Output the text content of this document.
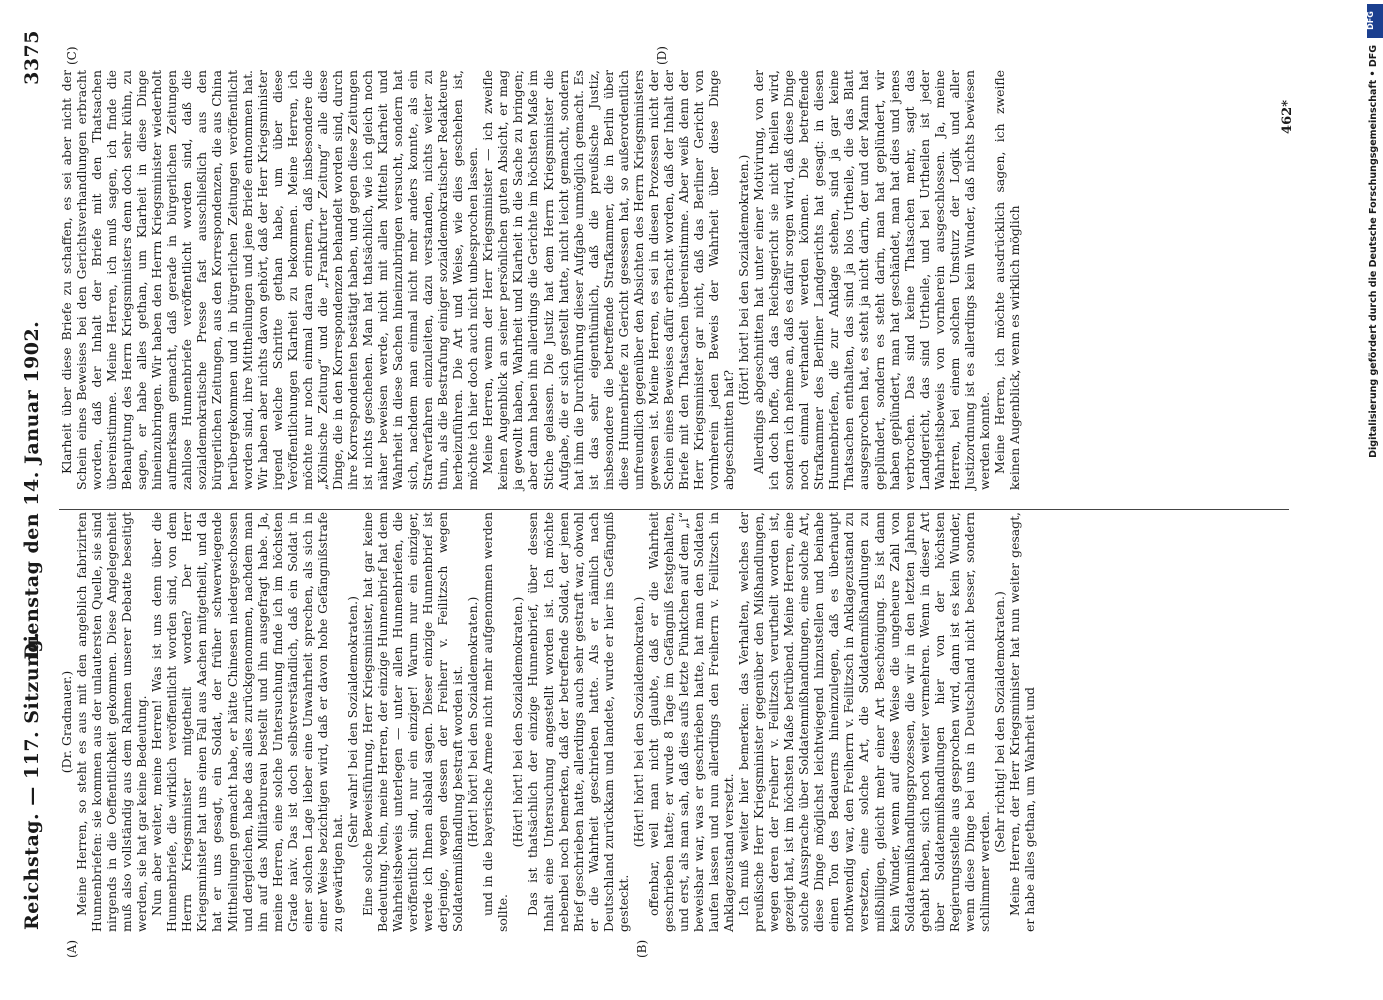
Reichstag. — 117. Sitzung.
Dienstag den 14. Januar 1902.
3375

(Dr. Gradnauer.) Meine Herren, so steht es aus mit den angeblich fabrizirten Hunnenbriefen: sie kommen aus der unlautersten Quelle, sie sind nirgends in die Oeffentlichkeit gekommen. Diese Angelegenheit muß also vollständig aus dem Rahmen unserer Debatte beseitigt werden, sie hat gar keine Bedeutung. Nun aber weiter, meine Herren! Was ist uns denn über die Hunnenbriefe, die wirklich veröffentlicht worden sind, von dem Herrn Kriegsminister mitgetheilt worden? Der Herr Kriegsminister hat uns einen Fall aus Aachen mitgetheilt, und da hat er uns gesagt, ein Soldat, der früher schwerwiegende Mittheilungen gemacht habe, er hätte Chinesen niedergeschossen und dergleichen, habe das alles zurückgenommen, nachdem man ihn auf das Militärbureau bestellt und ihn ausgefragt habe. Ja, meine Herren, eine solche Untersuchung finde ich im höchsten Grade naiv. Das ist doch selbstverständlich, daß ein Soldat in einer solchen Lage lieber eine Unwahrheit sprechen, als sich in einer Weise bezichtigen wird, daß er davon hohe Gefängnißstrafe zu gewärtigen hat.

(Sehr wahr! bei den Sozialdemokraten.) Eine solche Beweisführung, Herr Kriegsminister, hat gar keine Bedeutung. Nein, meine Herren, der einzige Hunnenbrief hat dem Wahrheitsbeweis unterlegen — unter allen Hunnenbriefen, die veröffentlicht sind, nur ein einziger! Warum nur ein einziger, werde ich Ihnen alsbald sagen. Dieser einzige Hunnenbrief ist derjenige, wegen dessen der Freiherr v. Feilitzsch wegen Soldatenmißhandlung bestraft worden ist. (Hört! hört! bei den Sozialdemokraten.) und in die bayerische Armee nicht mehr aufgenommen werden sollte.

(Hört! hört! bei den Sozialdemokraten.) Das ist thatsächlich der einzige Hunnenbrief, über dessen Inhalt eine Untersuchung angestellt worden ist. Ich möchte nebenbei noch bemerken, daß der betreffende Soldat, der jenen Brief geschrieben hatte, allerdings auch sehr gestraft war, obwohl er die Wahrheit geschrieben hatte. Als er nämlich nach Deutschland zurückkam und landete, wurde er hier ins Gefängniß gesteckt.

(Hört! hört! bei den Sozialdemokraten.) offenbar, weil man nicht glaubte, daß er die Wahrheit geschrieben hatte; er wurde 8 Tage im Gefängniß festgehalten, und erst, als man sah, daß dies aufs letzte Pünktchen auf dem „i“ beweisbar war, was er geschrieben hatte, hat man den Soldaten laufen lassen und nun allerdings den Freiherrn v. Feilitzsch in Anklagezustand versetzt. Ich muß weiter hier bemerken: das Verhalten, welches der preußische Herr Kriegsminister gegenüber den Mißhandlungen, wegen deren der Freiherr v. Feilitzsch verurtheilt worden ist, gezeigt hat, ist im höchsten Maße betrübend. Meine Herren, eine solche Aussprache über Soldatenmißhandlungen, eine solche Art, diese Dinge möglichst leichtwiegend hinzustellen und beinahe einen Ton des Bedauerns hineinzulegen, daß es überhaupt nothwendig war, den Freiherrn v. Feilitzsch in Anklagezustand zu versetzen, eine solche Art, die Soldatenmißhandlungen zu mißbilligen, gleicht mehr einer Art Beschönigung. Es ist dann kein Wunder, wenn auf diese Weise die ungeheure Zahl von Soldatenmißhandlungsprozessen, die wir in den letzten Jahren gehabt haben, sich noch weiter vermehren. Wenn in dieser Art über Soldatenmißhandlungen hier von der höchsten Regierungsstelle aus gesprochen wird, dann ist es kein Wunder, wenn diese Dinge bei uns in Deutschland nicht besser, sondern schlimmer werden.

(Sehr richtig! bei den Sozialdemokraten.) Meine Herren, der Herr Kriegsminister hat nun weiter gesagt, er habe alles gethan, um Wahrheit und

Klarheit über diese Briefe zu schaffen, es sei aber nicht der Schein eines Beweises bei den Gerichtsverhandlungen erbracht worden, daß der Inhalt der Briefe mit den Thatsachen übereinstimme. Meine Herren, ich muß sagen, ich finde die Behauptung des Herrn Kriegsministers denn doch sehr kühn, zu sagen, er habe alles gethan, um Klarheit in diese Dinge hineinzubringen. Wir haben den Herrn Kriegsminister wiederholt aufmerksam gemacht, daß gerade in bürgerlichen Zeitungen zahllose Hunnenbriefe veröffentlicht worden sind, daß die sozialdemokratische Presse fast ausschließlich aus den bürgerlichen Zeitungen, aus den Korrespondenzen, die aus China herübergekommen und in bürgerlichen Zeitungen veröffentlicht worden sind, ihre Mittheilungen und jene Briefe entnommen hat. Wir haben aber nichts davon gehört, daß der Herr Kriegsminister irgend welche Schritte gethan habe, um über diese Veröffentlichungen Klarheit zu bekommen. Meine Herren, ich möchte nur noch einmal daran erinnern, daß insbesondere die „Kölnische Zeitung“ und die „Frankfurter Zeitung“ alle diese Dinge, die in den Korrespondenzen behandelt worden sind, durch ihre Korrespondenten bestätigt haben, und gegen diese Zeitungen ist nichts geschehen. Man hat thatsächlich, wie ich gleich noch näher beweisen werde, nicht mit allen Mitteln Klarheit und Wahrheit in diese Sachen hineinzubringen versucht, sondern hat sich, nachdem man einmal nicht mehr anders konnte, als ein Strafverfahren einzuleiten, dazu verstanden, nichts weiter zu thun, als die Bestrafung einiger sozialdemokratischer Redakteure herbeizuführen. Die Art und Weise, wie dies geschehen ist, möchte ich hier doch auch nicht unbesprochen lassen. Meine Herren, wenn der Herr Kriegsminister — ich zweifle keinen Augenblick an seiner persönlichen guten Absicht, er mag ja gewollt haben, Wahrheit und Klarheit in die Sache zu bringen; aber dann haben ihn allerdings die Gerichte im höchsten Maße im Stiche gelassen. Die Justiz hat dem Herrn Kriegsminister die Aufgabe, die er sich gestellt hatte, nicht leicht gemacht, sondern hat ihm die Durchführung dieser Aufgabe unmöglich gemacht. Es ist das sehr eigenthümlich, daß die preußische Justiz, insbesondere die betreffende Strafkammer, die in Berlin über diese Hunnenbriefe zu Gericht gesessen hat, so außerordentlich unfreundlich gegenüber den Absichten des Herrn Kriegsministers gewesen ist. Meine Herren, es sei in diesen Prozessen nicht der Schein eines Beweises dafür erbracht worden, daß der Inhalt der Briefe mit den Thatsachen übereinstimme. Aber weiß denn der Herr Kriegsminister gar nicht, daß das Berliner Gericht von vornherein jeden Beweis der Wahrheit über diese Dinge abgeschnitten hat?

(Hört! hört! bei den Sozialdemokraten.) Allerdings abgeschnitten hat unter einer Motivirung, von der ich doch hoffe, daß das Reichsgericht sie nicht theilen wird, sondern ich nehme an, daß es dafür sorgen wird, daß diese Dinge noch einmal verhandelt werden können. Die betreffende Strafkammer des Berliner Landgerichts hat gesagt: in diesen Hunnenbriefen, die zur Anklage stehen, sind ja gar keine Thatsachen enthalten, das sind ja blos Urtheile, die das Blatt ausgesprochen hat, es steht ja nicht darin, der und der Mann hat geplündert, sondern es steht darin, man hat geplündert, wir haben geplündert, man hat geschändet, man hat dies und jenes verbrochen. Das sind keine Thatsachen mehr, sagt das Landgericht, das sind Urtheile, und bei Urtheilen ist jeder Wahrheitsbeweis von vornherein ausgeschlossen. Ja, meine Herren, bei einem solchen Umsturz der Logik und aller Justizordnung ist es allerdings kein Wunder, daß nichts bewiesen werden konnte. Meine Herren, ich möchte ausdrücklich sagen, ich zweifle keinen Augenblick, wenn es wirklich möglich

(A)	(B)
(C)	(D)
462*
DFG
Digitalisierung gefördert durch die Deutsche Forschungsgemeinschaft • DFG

★ ★ ★

_Try it_: Only lines containing the string "einzige" belong in the answer; find them in the data above and copy them.

_Solved exercise_:
(Sehr wahr! bei den Sozialdemokraten.) Eine solche Beweisführung, Herr Kriegsminister, hat gar keine Bedeutung. Nein, meine Herren, der einzige Hunnenbrief hat dem Wahrheitsbeweis unterlegen — unter allen Hunnenbriefen, die veröffentlicht sind, nur ein einziger! Warum nur ein einziger, werde ich Ihnen alsbald sagen. Dieser einzige Hunnenbrief ist derjenige, wegen dessen der Freiherr v. Feilitzsch wegen Soldatenmißhandlung bestraft worden ist. (Hört! hört! bei den Sozialdemokraten.) und in die bayerische Armee nicht mehr aufgenommen werden sollte.
(Hört! hört! bei den Sozialdemokraten.) Das ist thatsächlich der einzige Hunnenbrief, über dessen Inhalt eine Untersuchung angestellt worden ist. Ich möchte nebenbei noch bemerken, daß der betreffende Soldat, der jenen Brief geschrieben hatte, allerdings auch sehr gestraft war, obwohl er die Wahrheit geschrieben hatte. Als er nämlich nach Deutschland zurückkam und landete, wurde er hier ins Gefängniß gesteckt.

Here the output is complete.